> YOUR TASK
Copy out each line exactly; pictures stay out of the copy.

════════

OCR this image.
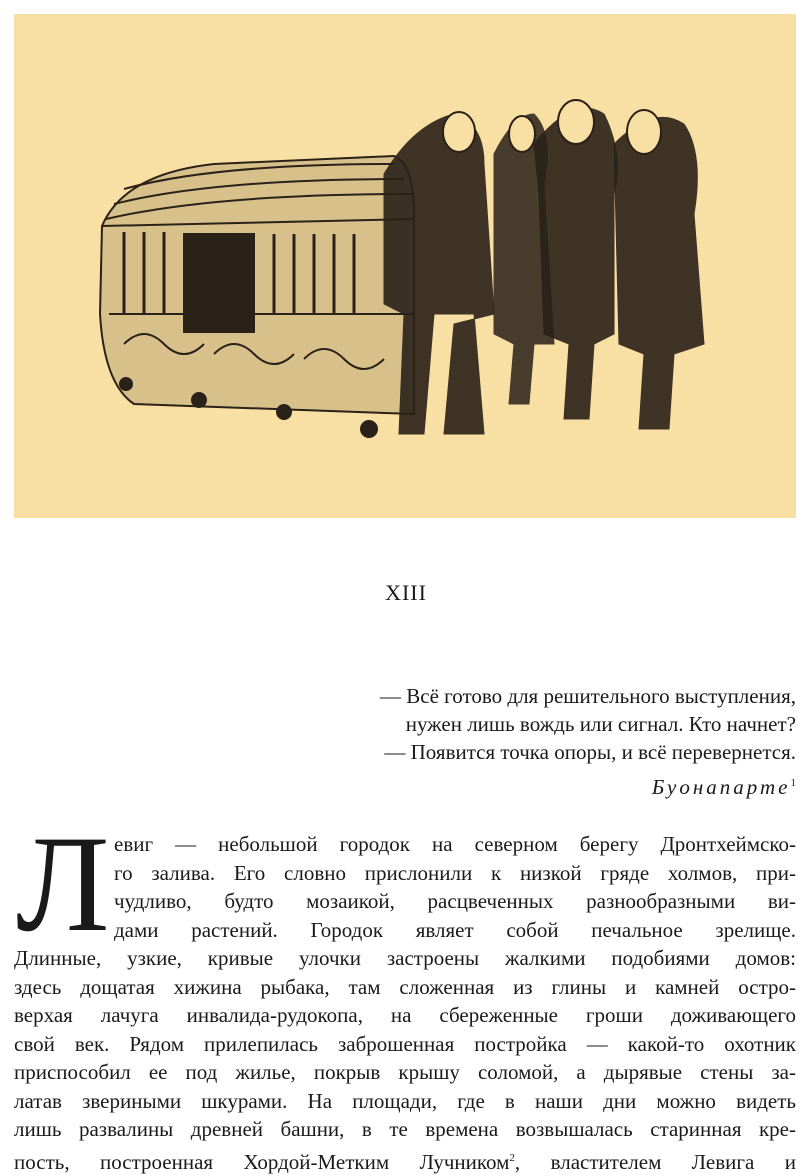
XIII
— Всё готово для решительного выступления,
нужен лишь вождь или сигнал. Кто начнет?
— Появится точка опоры, и всё перевернется.
Буонапарте$^1$
Л евиг — небольшой городок на северном берегу Дронтхеймско-
го залива. Его словно прислонили к низкой гряде холмов, при-
чудливо, будто мозаикой, расцвеченных разнообразными ви-
дами растений. Городок являет собой печальное зрелище.
Длинные, узкие, кривые улочки застроены жалкими подобиями домов:
здесь дощатая хижина рыбака, там сложенная из глины и камней остро-
верхая лачуга инвалида-рудокопа, на сбереженные гроши доживающего
свой век. Рядом прилепилась заброшенная постройка — какой-то охотник
приспособил ее под жилье, покрыв крышу соломой, а дырявые стены за-
латав звериными шкурами. На площади, где в наши дни можно видеть
лишь развалины древней башни, в те времена возвышалась старинная кре-
пость, построенная Хордой-Метким Лучником$^2$, властителем Левига и
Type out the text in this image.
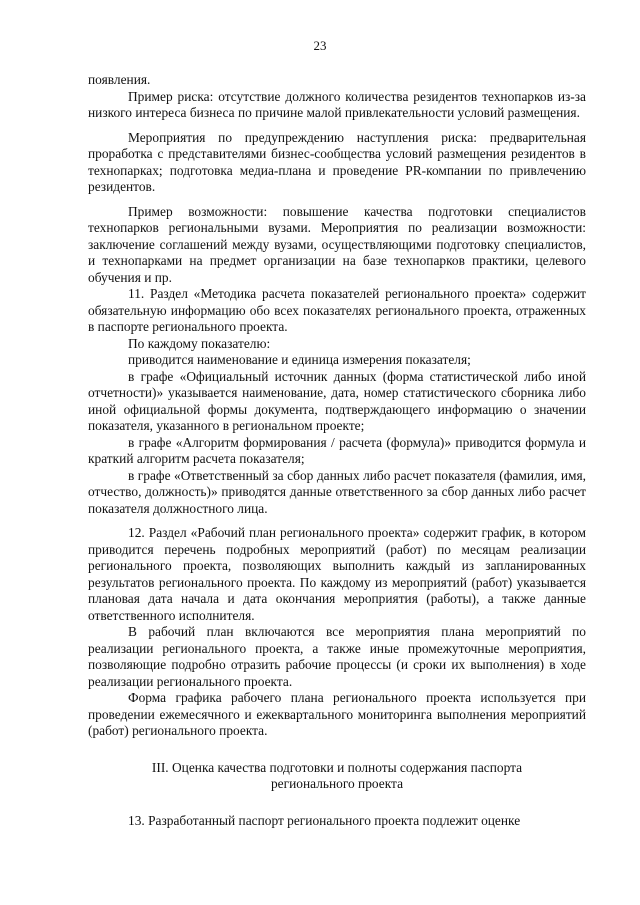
23

появления.

Пример риска: отсутствие должного количества резидентов технопарков из-за низкого интереса бизнеса по причине малой привлекательности условий размещения.

Мероприятия по предупреждению наступления риска: предварительная проработка с представителями бизнес-сообщества условий размещения резидентов в технопарках; подготовка медиа-плана и проведение PR-компании по привлечению резидентов.

Пример возможности: повышение качества подготовки специалистов технопарков региональными вузами. Мероприятия по реализации возможности: заключение соглашений между вузами, осуществляющими подготовку специалистов, и технопарками на предмет организации на базе технопарков практики, целевого обучения и пр.

11. Раздел «Методика расчета показателей регионального проекта» содержит обязательную информацию обо всех показателях регионального проекта, отраженных в паспорте регионального проекта.

По каждому показателю:

приводится наименование и единица измерения показателя;

в графе «Официальный источник данных (форма статистической либо иной отчетности)» указывается наименование, дата, номер статистического сборника либо иной официальной формы документа, подтверждающего информацию о значении показателя, указанного в региональном проекте;

в графе «Алгоритм формирования / расчета (формула)» приводится формула и краткий алгоритм расчета показателя;

в графе «Ответственный за сбор данных либо расчет показателя (фамилия, имя, отчество, должность)» приводятся данные ответственного за сбор данных либо расчет показателя должностного лица.

12. Раздел «Рабочий план регионального проекта» содержит график, в котором приводится перечень подробных мероприятий (работ) по месяцам реализации регионального проекта, позволяющих выполнить каждый из запланированных результатов регионального проекта. По каждому из мероприятий (работ) указывается плановая дата начала и дата окончания мероприятия (работы), а также данные ответственного исполнителя.

В рабочий план включаются все мероприятия плана мероприятий по реализации регионального проекта, а также иные промежуточные мероприятия, позволяющие подробно отразить рабочие процессы (и сроки их выполнения) в ходе реализации регионального проекта.

Форма графика рабочего плана регионального проекта используется при проведении ежемесячного и ежеквартального мониторинга выполнения мероприятий (работ) регионального проекта.

III. Оценка качества подготовки и полноты содержания паспорта
регионального проекта

13. Разработанный паспорт регионального проекта подлежит оценке
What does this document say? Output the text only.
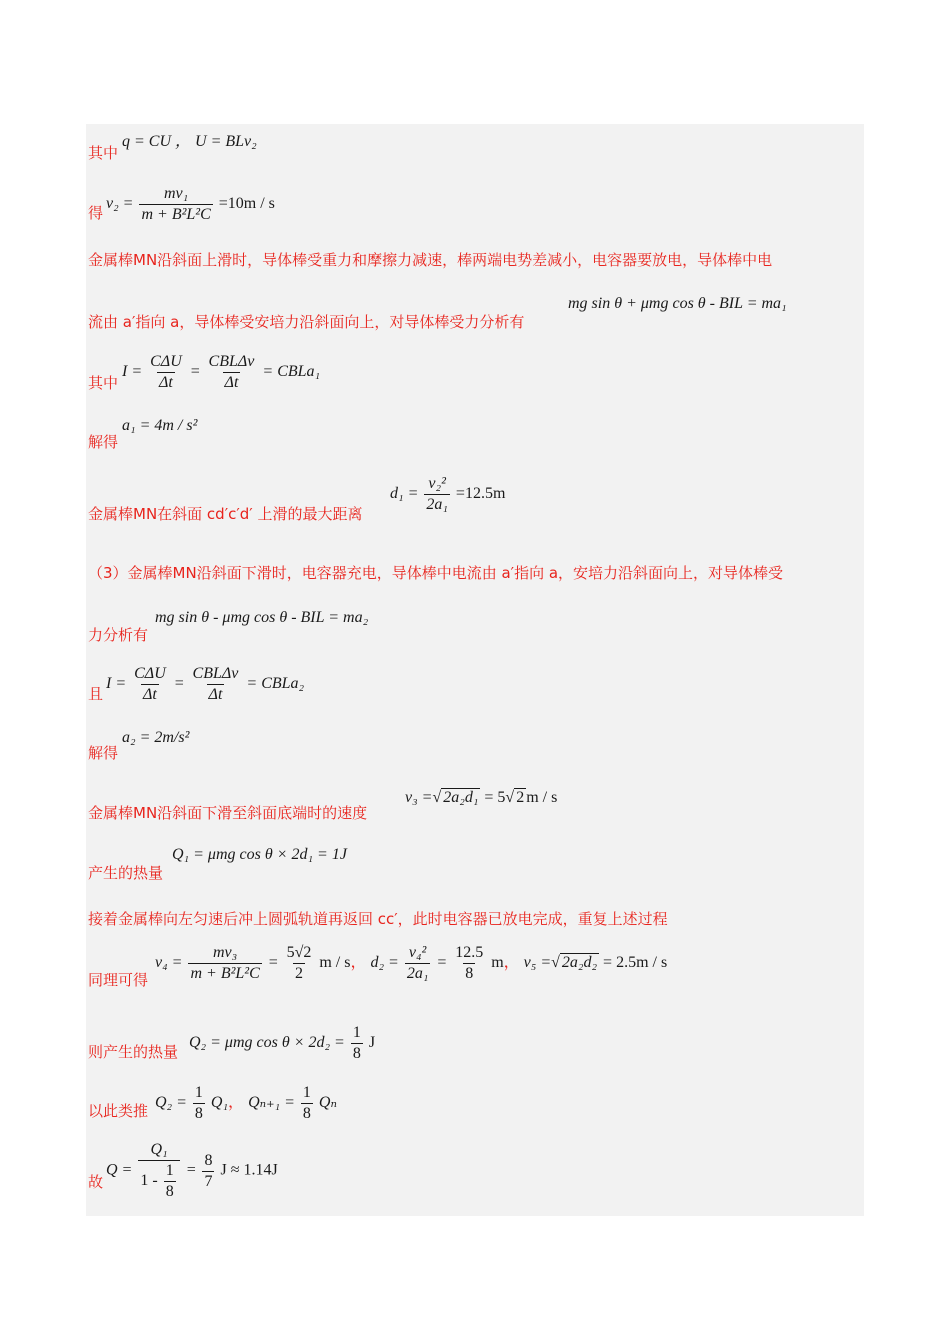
其中
q = CU ， U = BLv₂
得
$v_2 = \frac{\text{mv₁}}{\text{m + B²L²C}} =10m / s$
金属棒MN沿斜面上滑时，导体棒受重力和摩擦力减速，棒两端电势差减小，电容器要放电，导体棒中电
流由 a′指向 a，导体棒受安培力沿斜面向上，对导体棒受力分析有
mg sin θ + μmg cos θ - BIL = ma₁
其中
$I = \frac{\text{CΔU}}{\Delta t} = \frac{\text{CBLΔv}}{\Delta t}$ = CBLa₁
解得
a₁ = 4m / s²
金属棒MN在斜面 cd′c′d′ 上滑的最大距离
$d_1 = \frac{\text{v₂²}}{\text{2a₁}} =12.5m$
（3）金属棒MN沿斜面下滑时，电容器充电，导体棒中电流由 a′指向 a，安培力沿斜面向上，对导体棒受
力分析有
mg sin θ - μmg cos θ - BIL = ma₂
且
$I = \frac{\text{CΔU}}{\Delta t} = \frac{\text{CBLΔv}}{\Delta t}$ = CBLa₂
解得
a₂ = 2m/s²
金属棒MN沿斜面下滑至斜面底端时的速度
v₃ =√ 2a₂d₁ = 5√ 2 m / s
产生的热量
Q₁ = μmg cos θ × 2d₁ = 1J
接着金属棒向左匀速后冲上圆弧轨道再返回 cc′，此时电容器已放电完成，重复上述过程
同理可得
$v_4 = \frac{\text{mv₃}}{\text{m + B²L²C}} = \frac{5√2}{2}$ m / s， $d_2 = \frac{\text{v₄²}}{\text{2a₁}} = \frac{12.5}{8}$ m， v₅ =√ 2a₂d₂ = 2.5m / s
则产生的热量
Q₂ = μmg $\cos \theta \times 2d_2 = \frac{1}{8}$ J
以此类推 $Q_2 = \frac{1}{8} Q_1$， $Q_{n+1} = \frac{1}{8}$ Qₙ
故
$Q = \frac{\text{Q₁}}{1 - \frac{1}{8}} = \frac{8}{7}$ J ≈ 1.14J
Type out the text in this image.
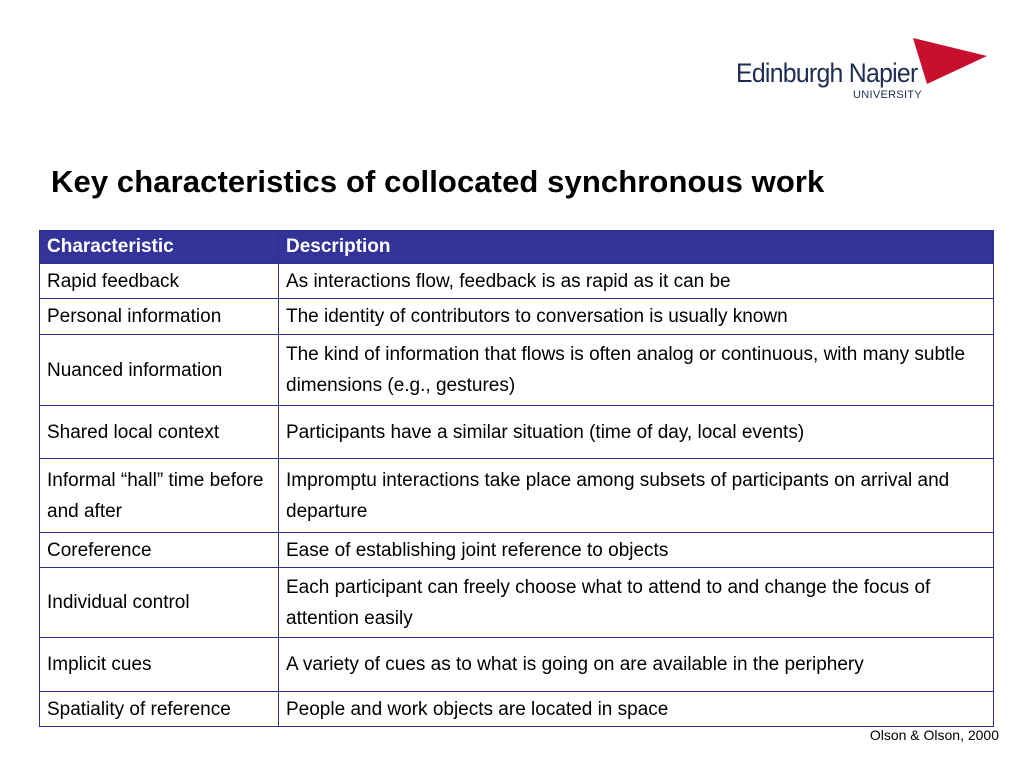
Edinburgh Napier
UNIVERSITY
Key characteristics of collocated synchronous work
Characteristic	Description
Rapid feedback	As interactions flow, feedback is as rapid as it can be
Personal information	The identity of contributors to conversation is usually known
Nuanced information	The kind of information that flows is often analog or continuous, with many subtle dimensions (e.g., gestures)
Shared local context	Participants have a similar situation (time of day, local events)
Informal “hall” time before and after	Impromptu interactions take place among subsets of participants on arrival and departure
Coreference	Ease of establishing joint reference to objects
Individual control	Each participant can freely choose what to attend to and change the focus of attention easily
Implicit cues	A variety of cues as to what is going on are available in the periphery
Spatiality of reference	People and work objects are located in space
Olson & Olson, 2000
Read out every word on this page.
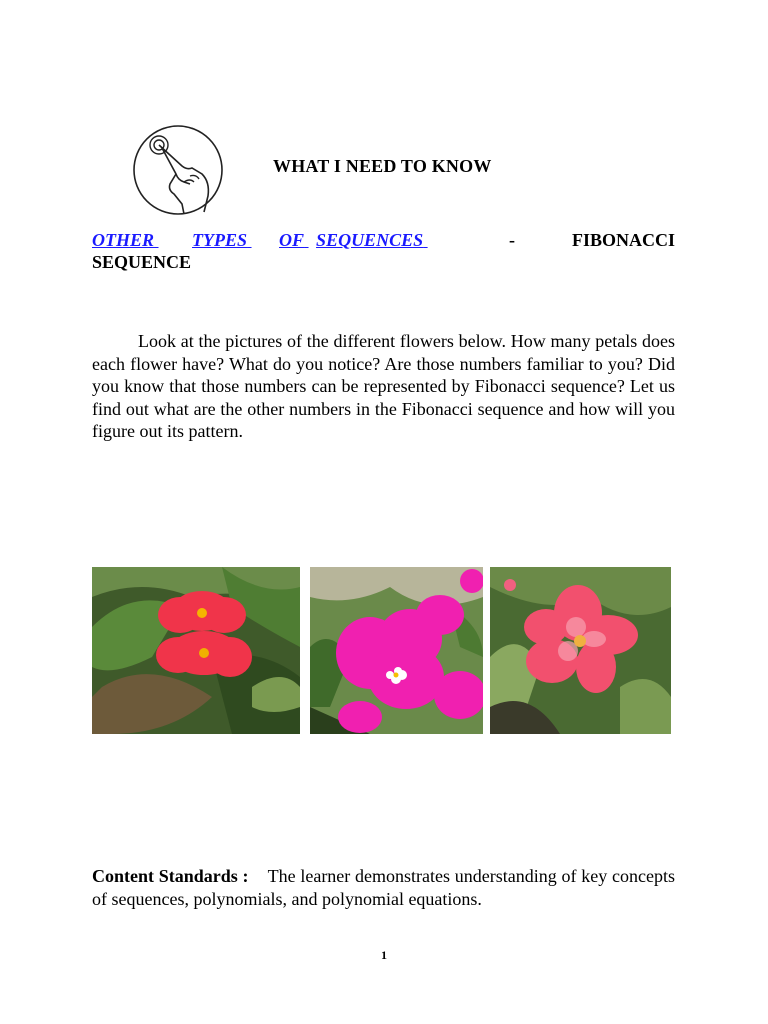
WHAT I NEED TO KNOW
OTHER TYPES OF SEQUENCES	-	FIBONACCI
SEQUENCE
Look at the pictures of the different flowers below. How many petals does each flower have? What do you notice? Are those numbers familiar to you? Did you know that those numbers can be represented by Fibonacci sequence? Let us find out what are the other numbers in the Fibonacci sequence and how will you figure out its pattern.
Content Standards : The learner demonstrates understanding of key concepts of sequences, polynomials, and polynomial equations.
1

════════

> TASK OUTPUT
OCR this image.
XIII
— Всё готово для решительного выступления,
нужен лишь вождь или сигнал. Кто начнет?
— Появится точка опоры, и всё перевернется.
Буонапарте$^1$
Л евиг — небольшой городок на северном берегу Дронтхеймско-
го залива. Его словно прислонили к низкой гряде холмов, при-
чудливо, будто мозаикой, расцвеченных разнообразными ви-
дами растений. Городок являет собой печальное зрелище.
Длинные, узкие, кривые улочки застроены жалкими подобиями домов:
здесь дощатая хижина рыбака, там сложенная из глины и камней остро-
верхая лачуга инвалида-рудокопа, на сбереженные гроши доживающего
свой век. Рядом прилепилась заброшенная постройка — какой-то охотник
приспособил ее под жилье, покрыв крышу соломой, а дырявые стены за-
латав звериными шкурами. На площади, где в наши дни можно видеть
лишь развалины древней башни, в те времена возвышалась старинная кре-
пость, построенная Хордой-Метким Лучником$^2$, властителем Левига и
Type out the text in this image.
23

появления.

Пример риска: отсутствие должного количества резидентов технопарков из-за низкого интереса бизнеса по причине малой привлекательности условий размещения.

Мероприятия по предупреждению наступления риска: предварительная проработка с представителями бизнес-сообщества условий размещения резидентов в технопарках; подготовка медиа-плана и проведение PR-компании по привлечению резидентов.

Пример возможности: повышение качества подготовки специалистов технопарков региональными вузами. Мероприятия по реализации возможности: заключение соглашений между вузами, осуществляющими подготовку специалистов, и технопарками на предмет организации на базе технопарков практики, целевого обучения и пр.

11. Раздел «Методика расчета показателей регионального проекта» содержит обязательную информацию обо всех показателях регионального проекта, отраженных в паспорте регионального проекта.

По каждому показателю:

приводится наименование и единица измерения показателя;

в графе «Официальный источник данных (форма статистической либо иной отчетности)» указывается наименование, дата, номер статистического сборника либо иной официальной формы документа, подтверждающего информацию о значении показателя, указанного в региональном проекте;

в графе «Алгоритм формирования / расчета (формула)» приводится формула и краткий алгоритм расчета показателя;

в графе «Ответственный за сбор данных либо расчет показателя (фамилия, имя, отчество, должность)» приводятся данные ответственного за сбор данных либо расчет показателя должностного лица.

12. Раздел «Рабочий план регионального проекта» содержит график, в котором приводится перечень подробных мероприятий (работ) по месяцам реализации регионального проекта, позволяющих выполнить каждый из запланированных результатов регионального проекта. По каждому из мероприятий (работ) указывается плановая дата начала и дата окончания мероприятия (работы), а также данные ответственного исполнителя.

В рабочий план включаются все мероприятия плана мероприятий по реализации регионального проекта, а также иные промежуточные мероприятия, позволяющие подробно отразить рабочие процессы (и сроки их выполнения) в ходе реализации регионального проекта.

Форма графика рабочего плана регионального проекта используется при проведении ежемесячного и ежеквартального мониторинга выполнения мероприятий (работ) регионального проекта.

III. Оценка качества подготовки и полноты содержания паспорта
регионального проекта

13. Разработанный паспорт регионального проекта подлежит оценке
What does this document say? Output the text only.
其中
q = CU ， U = BLv₂
得
$v_2 = \frac{\text{mv₁}}{\text{m + B²L²C}} =10m / s$
金属棒MN沿斜面上滑时，导体棒受重力和摩擦力减速，棒两端电势差减小，电容器要放电，导体棒中电
流由 a′指向 a，导体棒受安培力沿斜面向上，对导体棒受力分析有
mg sin θ + μmg cos θ - BIL = ma₁
其中
$I = \frac{\text{CΔU}}{\Delta t} = \frac{\text{CBLΔv}}{\Delta t}$ = CBLa₁
解得
a₁ = 4m / s²
金属棒MN在斜面 cd′c′d′ 上滑的最大距离
$d_1 = \frac{\text{v₂²}}{\text{2a₁}} =12.5m$
（3）金属棒MN沿斜面下滑时，电容器充电，导体棒中电流由 a′指向 a，安培力沿斜面向上，对导体棒受
力分析有
mg sin θ - μmg cos θ - BIL = ma₂
且
$I = \frac{\text{CΔU}}{\Delta t} = \frac{\text{CBLΔv}}{\Delta t}$ = CBLa₂
解得
a₂ = 2m/s²
金属棒MN沿斜面下滑至斜面底端时的速度
v₃ =√ 2a₂d₁ = 5√ 2 m / s
产生的热量
Q₁ = μmg cos θ × 2d₁ = 1J
接着金属棒向左匀速后冲上圆弧轨道再返回 cc′，此时电容器已放电完成，重复上述过程
同理可得
$v_4 = \frac{\text{mv₃}}{\text{m + B²L²C}} = \frac{5√2}{2}$ m / s， $d_2 = \frac{\text{v₄²}}{\text{2a₁}} = \frac{12.5}{8}$ m， v₅ =√ 2a₂d₂ = 2.5m / s
则产生的热量
Q₂ = μmg $\cos \theta \times 2d_2 = \frac{1}{8}$ J
以此类推 $Q_2 = \frac{1}{8} Q_1$， $Q_{n+1} = \frac{1}{8}$ Qₙ
故
$Q = \frac{\text{Q₁}}{1 - \frac{1}{8}} = \frac{8}{7}$ J ≈ 1.14J
Type out the text in this image.
Edinburgh Napier
UNIVERSITY
Key characteristics of collocated synchronous work
Characteristic	Description
Rapid feedback	As interactions flow, feedback is as rapid as it can be
Personal information	The identity of contributors to conversation is usually known
Nuanced information	The kind of information that flows is often analog or continuous, with many subtle dimensions (e.g., gestures)
Shared local context	Participants have a similar situation (time of day, local events)
Informal “hall” time before and after	Impromptu interactions take place among subsets of participants on arrival and departure
Coreference	Ease of establishing joint reference to objects
Individual control	Each participant can freely choose what to attend to and change the focus of attention easily
Implicit cues	A variety of cues as to what is going on are available in the periphery
Spatiality of reference	People and work objects are located in space
Olson & Olson, 2000
Read out every word on this page.
WHAT I NEED TO KNOW
OTHER TYPES OF SEQUENCES	-	FIBONACCI
SEQUENCE
Look at the pictures of the different flowers below. How many petals does each flower have? What do you notice? Are those numbers familiar to you? Did you know that those numbers can be represented by Fibonacci sequence? Let us find out what are the other numbers in the Fibonacci sequence and how will you figure out its pattern.
Content Standards : The learner demonstrates understanding of key concepts of sequences, polynomials, and polynomial equations.
1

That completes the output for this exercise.